SHORT TASK>
Retype every entry exactly, character for character.

MATERIAL SHOWN>
• • • • • • •

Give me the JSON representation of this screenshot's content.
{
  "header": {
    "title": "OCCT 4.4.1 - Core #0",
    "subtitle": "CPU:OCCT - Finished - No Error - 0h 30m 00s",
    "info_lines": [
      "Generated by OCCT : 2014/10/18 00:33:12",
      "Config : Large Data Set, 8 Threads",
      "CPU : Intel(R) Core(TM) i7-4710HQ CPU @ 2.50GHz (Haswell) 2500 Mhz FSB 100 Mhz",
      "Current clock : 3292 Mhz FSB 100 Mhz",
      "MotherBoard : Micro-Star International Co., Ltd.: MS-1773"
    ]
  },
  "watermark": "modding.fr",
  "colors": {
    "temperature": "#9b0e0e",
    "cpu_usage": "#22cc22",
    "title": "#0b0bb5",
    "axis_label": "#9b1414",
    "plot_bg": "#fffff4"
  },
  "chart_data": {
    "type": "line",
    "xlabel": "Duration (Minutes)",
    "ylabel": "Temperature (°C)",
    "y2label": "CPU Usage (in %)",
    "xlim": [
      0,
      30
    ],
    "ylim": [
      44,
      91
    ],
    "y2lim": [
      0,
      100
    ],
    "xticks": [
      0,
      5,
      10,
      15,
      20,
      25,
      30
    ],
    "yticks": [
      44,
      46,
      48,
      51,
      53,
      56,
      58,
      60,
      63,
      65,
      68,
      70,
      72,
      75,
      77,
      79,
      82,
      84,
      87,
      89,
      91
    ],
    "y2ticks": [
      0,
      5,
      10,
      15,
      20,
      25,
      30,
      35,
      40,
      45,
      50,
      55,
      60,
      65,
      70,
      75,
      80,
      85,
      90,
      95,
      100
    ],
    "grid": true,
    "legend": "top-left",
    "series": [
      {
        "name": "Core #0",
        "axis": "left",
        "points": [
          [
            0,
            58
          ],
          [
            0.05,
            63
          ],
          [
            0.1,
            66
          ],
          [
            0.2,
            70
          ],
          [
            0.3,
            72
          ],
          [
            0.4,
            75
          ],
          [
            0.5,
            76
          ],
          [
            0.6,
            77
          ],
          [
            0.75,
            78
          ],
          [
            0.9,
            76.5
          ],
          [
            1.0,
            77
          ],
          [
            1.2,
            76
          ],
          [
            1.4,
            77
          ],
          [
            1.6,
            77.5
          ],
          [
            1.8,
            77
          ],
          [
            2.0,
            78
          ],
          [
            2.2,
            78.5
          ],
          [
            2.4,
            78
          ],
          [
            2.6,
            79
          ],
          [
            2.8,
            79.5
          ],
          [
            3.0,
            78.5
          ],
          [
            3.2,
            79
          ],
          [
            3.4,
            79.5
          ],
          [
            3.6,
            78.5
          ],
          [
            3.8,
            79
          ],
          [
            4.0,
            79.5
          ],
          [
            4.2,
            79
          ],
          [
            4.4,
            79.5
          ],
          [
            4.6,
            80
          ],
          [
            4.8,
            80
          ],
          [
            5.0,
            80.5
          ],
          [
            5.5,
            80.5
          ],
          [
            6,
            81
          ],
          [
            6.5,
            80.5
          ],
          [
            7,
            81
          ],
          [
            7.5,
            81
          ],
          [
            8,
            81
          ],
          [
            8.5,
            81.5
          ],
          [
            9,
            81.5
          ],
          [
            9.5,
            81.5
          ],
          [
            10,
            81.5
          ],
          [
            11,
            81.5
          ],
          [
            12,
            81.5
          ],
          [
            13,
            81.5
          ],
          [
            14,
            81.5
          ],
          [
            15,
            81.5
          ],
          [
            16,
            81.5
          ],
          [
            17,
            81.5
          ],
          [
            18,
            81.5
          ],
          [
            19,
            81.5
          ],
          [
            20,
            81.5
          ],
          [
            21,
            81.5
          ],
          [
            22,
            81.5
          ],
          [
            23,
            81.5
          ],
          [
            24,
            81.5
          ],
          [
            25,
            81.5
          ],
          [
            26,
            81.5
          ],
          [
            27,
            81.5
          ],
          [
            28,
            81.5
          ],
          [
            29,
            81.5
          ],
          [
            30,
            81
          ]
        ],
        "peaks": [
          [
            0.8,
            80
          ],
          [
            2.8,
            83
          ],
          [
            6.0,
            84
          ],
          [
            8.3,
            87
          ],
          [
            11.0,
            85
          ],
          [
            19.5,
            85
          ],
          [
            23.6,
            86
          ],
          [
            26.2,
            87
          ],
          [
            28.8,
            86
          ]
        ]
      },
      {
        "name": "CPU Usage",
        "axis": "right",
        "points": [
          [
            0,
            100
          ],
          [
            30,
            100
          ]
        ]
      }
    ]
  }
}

• • • • • • •

COMPLETED EXERCISE>
Give me the JSON representation of this screenshot's content.
{
  "header": {
    "title": "OCCT 4.4.1 - Core #0",
    "subtitle": "CPU:OCCT - Finished - No Error - 0h 30m 00s",
    "info_lines": [
      "Generated by OCCT : 2014/10/18 00:33:12",
      "Config : Large Data Set, 8 Threads",
      "CPU : Intel(R) Core(TM) i7-4710HQ CPU @ 2.50GHz (Haswell) 2500 Mhz FSB 100 Mhz",
      "Current clock : 3292 Mhz FSB 100 Mhz",
      "MotherBoard : Micro-Star International Co., Ltd.: MS-1773"
    ]
  },
  "watermark": "modding.fr",
  "colors": {
    "temperature": "#9b0e0e",
    "cpu_usage": "#22cc22",
    "title": "#0b0bb5",
    "axis_label": "#9b1414",
    "plot_bg": "#fffff4"
  },
  "chart_data": {
    "type": "line",
    "xlabel": "Duration (Minutes)",
    "ylabel": "Temperature (°C)",
    "y2label": "CPU Usage (in %)",
    "xlim": [
      0,
      30
    ],
    "ylim": [
      44,
      91
    ],
    "y2lim": [
      0,
      100
    ],
    "xticks": [
      0,
      5,
      10,
      15,
      20,
      25,
      30
    ],
    "yticks": [
      44,
      46,
      48,
      51,
      53,
      56,
      58,
      60,
      63,
      65,
      68,
      70,
      72,
      75,
      77,
      79,
      82,
      84,
      87,
      89,
      91
    ],
    "y2ticks": [
      0,
      5,
      10,
      15,
      20,
      25,
      30,
      35,
      40,
      45,
      50,
      55,
      60,
      65,
      70,
      75,
      80,
      85,
      90,
      95,
      100
    ],
    "grid": true,
    "legend": "top-left",
    "series": [
      {
        "name": "Core #0",
        "axis": "left",
        "points": [
          [
            0,
            58
          ],
          [
            0.05,
            63
          ],
          [
            0.1,
            66
          ],
          [
            0.2,
            70
          ],
          [
            0.3,
            72
          ],
          [
            0.4,
            75
          ],
          [
            0.5,
            76
          ],
          [
            0.6,
            77
          ],
          [
            0.75,
            78
          ],
          [
            0.9,
            76.5
          ],
          [
            1.0,
            77
          ],
          [
            1.2,
            76
          ],
          [
            1.4,
            77
          ],
          [
            1.6,
            77.5
          ],
          [
            1.8,
            77
          ],
          [
            2.0,
            78
          ],
          [
            2.2,
            78.5
          ],
          [
            2.4,
            78
          ],
          [
            2.6,
            79
          ],
          [
            2.8,
            79.5
          ],
          [
            3.0,
            78.5
          ],
          [
            3.2,
            79
          ],
          [
            3.4,
            79.5
          ],
          [
            3.6,
            78.5
          ],
          [
            3.8,
            79
          ],
          [
            4.0,
            79.5
          ],
          [
            4.2,
            79
          ],
          [
            4.4,
            79.5
          ],
          [
            4.6,
            80
          ],
          [
            4.8,
            80
          ],
          [
            5.0,
            80.5
          ],
          [
            5.5,
            80.5
          ],
          [
            6,
            81
          ],
          [
            6.5,
            80.5
          ],
          [
            7,
            81
          ],
          [
            7.5,
            81
          ],
          [
            8,
            81
          ],
          [
            8.5,
            81.5
          ],
          [
            9,
            81.5
          ],
          [
            9.5,
            81.5
          ],
          [
            10,
            81.5
          ],
          [
            11,
            81.5
          ],
          [
            12,
            81.5
          ],
          [
            13,
            81.5
          ],
          [
            14,
            81.5
          ],
          [
            15,
            81.5
          ],
          [
            16,
            81.5
          ],
          [
            17,
            81.5
          ],
          [
            18,
            81.5
          ],
          [
            19,
            81.5
          ],
          [
            20,
            81.5
          ],
          [
            21,
            81.5
          ],
          [
            22,
            81.5
          ],
          [
            23,
            81.5
          ],
          [
            24,
            81.5
          ],
          [
            25,
            81.5
          ],
          [
            26,
            81.5
          ],
          [
            27,
            81.5
          ],
          [
            28,
            81.5
          ],
          [
            29,
            81.5
          ],
          [
            30,
            81
          ]
        ],
        "peaks": [
          [
            0.8,
            80
          ],
          [
            2.8,
            83
          ],
          [
            6.0,
            84
          ],
          [
            8.3,
            87
          ],
          [
            11.0,
            85
          ],
          [
            19.5,
            85
          ],
          [
            23.6,
            86
          ],
          [
            26.2,
            87
          ],
          [
            28.8,
            86
          ]
        ]
      },
      {
        "name": "CPU Usage",
        "axis": "right",
        "points": [
          [
            0,
            100
          ],
          [
            30,
            100
          ]
        ]
      }
    ]
  }
}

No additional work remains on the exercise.